GIVEN PROBLEM
Below are records; extract exactly the lines from the one with "Output the text content of this document." through the final line, including both, but drop the pictures.

[Some records]
--
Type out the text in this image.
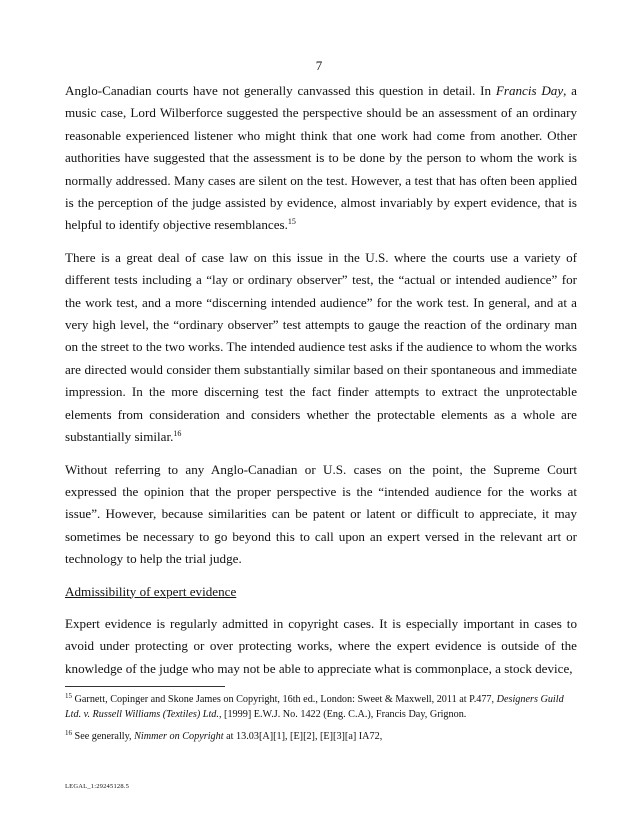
7

Anglo-Canadian courts have not generally canvassed this question in detail. In Francis Day, a music case, Lord Wilberforce suggested the perspective should be an assessment of an ordinary reasonable experienced listener who might think that one work had come from another. Other authorities have suggested that the assessment is to be done by the person to whom the work is normally addressed. Many cases are silent on the test. However, a test that has often been applied is the perception of the judge assisted by evidence, almost invariably by expert evidence, that is helpful to identify objective resemblances.$^{15}$

There is a great deal of case law on this issue in the U.S. where the courts use a variety of different tests including a “lay or ordinary observer” test, the “actual or intended audience” for the work test, and a more “discerning intended audience” for the work test. In general, and at a very high level, the “ordinary observer” test attempts to gauge the reaction of the ordinary man on the street to the two works. The intended audience test asks if the audience to whom the works are directed would consider them substantially similar based on their spontaneous and immediate impression. In the more discerning test the fact finder attempts to extract the unprotectable elements from consideration and considers whether the protectable elements as a whole are substantially similar.$^{16}$

Without referring to any Anglo-Canadian or U.S. cases on the point, the Supreme Court expressed the opinion that the proper perspective is the “intended audience for the works at issue”. However, because similarities can be patent or latent or difficult to appreciate, it may sometimes be necessary to go beyond this to call upon an expert versed in the relevant art or technology to help the trial judge.

Admissibility of expert evidence

Expert evidence is regularly admitted in copyright cases. It is especially important in cases to avoid under protecting or over protecting works, where the expert evidence is outside of the knowledge of the judge who may not be able to appreciate what is commonplace, a stock device,

$^{15}$ Garnett, Copinger and Skone James on Copyright, 16th ed., London: Sweet & Maxwell, 2011 at P.477, Designers Guild Ltd. v. Russell Williams (Textiles) Ltd., [1999] E.W.J. No. 1422 (Eng. C.A.), Francis Day, Grignon.
$^{16}$ See generally, Nimmer on Copyright at 13.03[A][1], [E][2], [E][3][a] IA72,
LEGAL_1:29245128.5
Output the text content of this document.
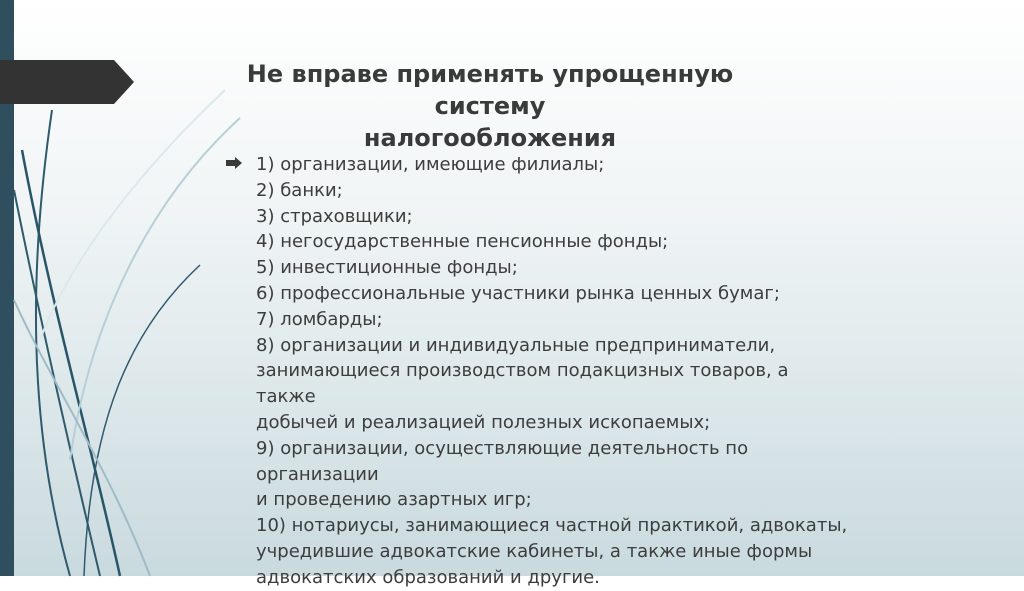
Не вправе применять упрощенную систему
налогообложения
1) организации, имеющие филиалы;
2) банки;
3) страховщики;
4) негосударственные пенсионные фонды;
5) инвестиционные фонды;
6) профессиональные участники рынка ценных бумаг;
7) ломбарды;
8) организации и индивидуальные предприниматели,
занимающиеся производством подакцизных товаров, а
также
добычей и реализацией полезных ископаемых;
9) организации, осуществляющие деятельность по
организации
и проведению азартных игр;
10) нотариусы, занимающиеся частной практикой, адвокаты,
учредившие адвокатские кабинеты, а также иные формы
адвокатских образований и другие.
--
PROBLEM SOLUTION
Output the text content of this document.
Не вправе применять упрощенную систему
налогообложения
1) организации, имеющие филиалы;
2) банки;
3) страховщики;
4) негосударственные пенсионные фонды;
5) инвестиционные фонды;
6) профессиональные участники рынка ценных бумаг;
7) ломбарды;
8) организации и индивидуальные предприниматели,
занимающиеся производством подакцизных товаров, а
также
добычей и реализацией полезных ископаемых;
9) организации, осуществляющие деятельность по
организации
и проведению азартных игр;
10) нотариусы, занимающиеся частной практикой, адвокаты,
учредившие адвокатские кабинеты, а также иные формы
адвокатских образований и другие.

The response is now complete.